--- Input for this task ---
----------

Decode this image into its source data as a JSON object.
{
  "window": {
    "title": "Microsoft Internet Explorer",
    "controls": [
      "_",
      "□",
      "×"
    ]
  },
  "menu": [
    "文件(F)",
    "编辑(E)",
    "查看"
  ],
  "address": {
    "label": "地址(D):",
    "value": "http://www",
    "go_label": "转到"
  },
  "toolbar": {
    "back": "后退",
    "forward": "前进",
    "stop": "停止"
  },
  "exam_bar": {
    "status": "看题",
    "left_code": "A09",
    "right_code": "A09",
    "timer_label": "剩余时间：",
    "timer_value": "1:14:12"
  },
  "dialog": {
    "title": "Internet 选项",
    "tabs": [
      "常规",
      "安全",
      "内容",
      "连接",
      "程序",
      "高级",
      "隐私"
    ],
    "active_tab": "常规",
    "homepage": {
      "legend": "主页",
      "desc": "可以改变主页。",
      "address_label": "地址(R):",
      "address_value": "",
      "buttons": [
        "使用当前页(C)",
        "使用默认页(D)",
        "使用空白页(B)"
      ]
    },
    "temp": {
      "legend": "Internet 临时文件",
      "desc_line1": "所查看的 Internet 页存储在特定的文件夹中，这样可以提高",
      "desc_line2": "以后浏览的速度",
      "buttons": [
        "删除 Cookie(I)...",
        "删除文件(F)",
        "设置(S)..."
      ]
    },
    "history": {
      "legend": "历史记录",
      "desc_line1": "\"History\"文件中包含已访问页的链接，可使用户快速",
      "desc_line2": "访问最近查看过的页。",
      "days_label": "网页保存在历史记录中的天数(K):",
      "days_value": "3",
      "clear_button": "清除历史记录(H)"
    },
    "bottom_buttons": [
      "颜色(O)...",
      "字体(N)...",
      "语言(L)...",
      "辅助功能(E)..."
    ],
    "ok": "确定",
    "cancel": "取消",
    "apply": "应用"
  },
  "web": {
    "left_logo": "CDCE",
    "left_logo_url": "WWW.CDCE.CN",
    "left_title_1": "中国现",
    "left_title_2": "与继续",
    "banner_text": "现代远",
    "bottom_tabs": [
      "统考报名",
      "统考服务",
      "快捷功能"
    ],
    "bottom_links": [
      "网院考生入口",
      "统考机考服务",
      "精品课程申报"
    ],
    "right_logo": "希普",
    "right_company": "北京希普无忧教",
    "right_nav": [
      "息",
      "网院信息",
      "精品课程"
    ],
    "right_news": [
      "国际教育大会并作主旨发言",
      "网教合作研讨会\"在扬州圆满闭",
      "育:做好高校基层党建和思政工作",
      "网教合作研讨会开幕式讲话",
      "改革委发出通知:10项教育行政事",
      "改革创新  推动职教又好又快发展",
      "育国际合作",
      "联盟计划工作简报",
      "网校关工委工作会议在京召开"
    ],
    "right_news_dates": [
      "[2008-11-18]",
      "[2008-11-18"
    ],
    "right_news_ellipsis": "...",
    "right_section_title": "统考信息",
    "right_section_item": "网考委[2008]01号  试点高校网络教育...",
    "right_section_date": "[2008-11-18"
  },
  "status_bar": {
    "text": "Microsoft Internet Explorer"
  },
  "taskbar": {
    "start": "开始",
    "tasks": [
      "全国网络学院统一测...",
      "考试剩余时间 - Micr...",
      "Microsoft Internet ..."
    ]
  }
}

----------

--- Aim ---
Where a line contains "Microsoft", copy that line.

--- Result ---
    "title": "Microsoft Internet Explorer",
    "text": "Microsoft Internet Explorer"
      "Microsoft Internet ..."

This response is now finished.